EXERCISE GOAL:
Wherever "simply" appears in a line, copy that line.

Collection entries
┄┄┄┄┄┄

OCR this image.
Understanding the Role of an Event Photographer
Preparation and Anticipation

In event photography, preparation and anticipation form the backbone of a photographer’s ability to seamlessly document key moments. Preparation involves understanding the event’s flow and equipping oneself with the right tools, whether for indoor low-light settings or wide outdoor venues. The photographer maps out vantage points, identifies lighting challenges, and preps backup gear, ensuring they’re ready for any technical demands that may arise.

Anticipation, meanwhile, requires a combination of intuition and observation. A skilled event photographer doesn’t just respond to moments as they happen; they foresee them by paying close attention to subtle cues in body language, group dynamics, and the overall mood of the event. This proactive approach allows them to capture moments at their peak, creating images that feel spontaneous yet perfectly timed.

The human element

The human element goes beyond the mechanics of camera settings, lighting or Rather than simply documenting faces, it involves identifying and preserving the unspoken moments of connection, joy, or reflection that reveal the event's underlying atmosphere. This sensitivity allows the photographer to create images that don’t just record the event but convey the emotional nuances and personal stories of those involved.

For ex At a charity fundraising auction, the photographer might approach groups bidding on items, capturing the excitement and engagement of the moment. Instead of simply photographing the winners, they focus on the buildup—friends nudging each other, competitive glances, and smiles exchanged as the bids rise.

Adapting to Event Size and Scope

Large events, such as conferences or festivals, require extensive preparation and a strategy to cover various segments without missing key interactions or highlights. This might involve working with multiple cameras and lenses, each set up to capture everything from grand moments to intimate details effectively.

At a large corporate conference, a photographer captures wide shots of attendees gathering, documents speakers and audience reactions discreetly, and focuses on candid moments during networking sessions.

┄┄┄┄┄┄

TASK ANSWER:
The human element goes beyond the mechanics of camera settings, lighting or Rather than simply documenting faces, it involves identifying and preserving the unspoken moments of connection, joy, or reflection that reveal the event's underlying atmosphere. This sensitivity allows the photographer to create images that don’t just record the event but convey the emotional nuances and personal stories of those involved.
For ex At a charity fundraising auction, the photographer might approach groups bidding on items, capturing the excitement and engagement of the moment. Instead of simply photographing the winners, they focus on the buildup—friends nudging each other, competitive glances, and smiles exchanged as the bids rise.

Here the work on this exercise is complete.